• [Exercise inputs]
• • •
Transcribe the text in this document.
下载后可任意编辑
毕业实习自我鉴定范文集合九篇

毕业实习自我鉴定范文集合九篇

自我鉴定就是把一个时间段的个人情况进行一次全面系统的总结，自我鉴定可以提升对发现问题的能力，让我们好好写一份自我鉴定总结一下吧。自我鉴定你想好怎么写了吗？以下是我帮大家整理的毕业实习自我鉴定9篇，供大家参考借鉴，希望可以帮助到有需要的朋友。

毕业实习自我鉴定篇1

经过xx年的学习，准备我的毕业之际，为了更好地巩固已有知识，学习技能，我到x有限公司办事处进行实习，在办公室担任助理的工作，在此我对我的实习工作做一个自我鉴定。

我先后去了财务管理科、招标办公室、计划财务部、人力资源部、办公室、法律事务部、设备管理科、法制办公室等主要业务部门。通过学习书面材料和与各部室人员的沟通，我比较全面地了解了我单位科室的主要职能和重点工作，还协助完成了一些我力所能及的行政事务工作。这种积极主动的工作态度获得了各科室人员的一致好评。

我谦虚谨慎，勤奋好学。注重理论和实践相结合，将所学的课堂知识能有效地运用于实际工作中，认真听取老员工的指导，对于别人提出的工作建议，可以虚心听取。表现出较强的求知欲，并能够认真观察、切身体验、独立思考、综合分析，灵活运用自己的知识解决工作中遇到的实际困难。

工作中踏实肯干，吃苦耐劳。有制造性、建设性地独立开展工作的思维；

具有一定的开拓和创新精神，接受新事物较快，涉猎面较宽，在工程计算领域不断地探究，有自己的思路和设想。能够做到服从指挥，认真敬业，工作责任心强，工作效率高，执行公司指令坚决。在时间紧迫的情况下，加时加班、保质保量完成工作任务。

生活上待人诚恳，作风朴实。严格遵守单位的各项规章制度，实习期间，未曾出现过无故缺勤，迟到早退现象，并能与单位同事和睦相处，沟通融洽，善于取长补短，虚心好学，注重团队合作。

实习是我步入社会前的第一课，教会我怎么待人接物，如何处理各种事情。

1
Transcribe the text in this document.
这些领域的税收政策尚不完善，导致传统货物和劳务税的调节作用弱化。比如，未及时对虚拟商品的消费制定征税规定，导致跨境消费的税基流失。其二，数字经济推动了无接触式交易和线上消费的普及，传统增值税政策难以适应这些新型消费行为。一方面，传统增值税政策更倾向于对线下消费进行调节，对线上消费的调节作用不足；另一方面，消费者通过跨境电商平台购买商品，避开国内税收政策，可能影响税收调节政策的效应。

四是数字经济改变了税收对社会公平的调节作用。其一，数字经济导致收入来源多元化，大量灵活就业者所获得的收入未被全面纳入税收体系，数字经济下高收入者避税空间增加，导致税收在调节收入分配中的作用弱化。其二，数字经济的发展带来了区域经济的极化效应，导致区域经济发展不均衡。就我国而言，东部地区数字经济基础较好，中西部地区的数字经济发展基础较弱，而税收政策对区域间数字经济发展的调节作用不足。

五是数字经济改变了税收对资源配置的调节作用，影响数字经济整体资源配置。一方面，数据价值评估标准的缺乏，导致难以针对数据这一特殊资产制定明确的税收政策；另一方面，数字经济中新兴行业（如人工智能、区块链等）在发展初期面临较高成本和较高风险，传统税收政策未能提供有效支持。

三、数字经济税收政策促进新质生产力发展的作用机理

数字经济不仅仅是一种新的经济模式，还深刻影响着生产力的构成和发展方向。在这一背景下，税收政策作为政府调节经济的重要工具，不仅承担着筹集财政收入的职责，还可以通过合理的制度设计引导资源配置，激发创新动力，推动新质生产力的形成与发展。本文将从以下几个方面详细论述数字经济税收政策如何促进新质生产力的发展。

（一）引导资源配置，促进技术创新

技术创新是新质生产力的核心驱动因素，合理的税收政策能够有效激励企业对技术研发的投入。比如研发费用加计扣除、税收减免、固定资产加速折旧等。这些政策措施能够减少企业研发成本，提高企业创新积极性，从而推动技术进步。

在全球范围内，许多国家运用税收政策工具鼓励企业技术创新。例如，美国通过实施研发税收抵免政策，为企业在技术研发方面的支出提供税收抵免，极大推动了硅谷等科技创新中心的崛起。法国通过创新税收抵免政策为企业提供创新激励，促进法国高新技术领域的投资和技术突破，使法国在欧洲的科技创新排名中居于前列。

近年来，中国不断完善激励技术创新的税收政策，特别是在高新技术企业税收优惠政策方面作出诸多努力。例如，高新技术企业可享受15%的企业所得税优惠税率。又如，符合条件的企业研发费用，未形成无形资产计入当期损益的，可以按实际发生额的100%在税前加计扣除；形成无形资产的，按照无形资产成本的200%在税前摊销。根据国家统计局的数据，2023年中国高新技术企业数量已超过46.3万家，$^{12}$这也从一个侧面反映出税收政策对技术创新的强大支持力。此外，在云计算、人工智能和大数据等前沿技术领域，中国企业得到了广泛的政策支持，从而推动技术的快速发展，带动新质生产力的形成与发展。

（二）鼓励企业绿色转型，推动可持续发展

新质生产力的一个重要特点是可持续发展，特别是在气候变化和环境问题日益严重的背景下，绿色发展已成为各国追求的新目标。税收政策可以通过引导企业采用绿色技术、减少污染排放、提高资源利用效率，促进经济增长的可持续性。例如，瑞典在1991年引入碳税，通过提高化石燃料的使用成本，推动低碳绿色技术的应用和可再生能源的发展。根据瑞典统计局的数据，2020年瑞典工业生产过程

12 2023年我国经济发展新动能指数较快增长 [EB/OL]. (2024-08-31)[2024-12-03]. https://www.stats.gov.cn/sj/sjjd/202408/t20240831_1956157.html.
• • •
• [The problem] Search the data for the word "另一方面" and copy each line where it appears.

• [Expected output]
这些领域的税收政策尚不完善，导致传统货物和劳务税的调节作用弱化。比如，未及时对虚拟商品的消费制定征税规定，导致跨境消费的税基流失。其二，数字经济推动了无接触式交易和线上消费的普及，传统增值税政策难以适应这些新型消费行为。一方面，传统增值税政策更倾向于对线下消费进行调节，对线上消费的调节作用不足；另一方面，消费者通过跨境电商平台购买商品，避开国内税收政策，可能影响税收调节政策的效应。
五是数字经济改变了税收对资源配置的调节作用，影响数字经济整体资源配置。一方面，数据价值评估标准的缺乏，导致难以针对数据这一特殊资产制定明确的税收政策；另一方面，数字经济中新兴行业（如人工智能、区块链等）在发展初期面临较高成本和较高风险，传统税收政策未能提供有效支持。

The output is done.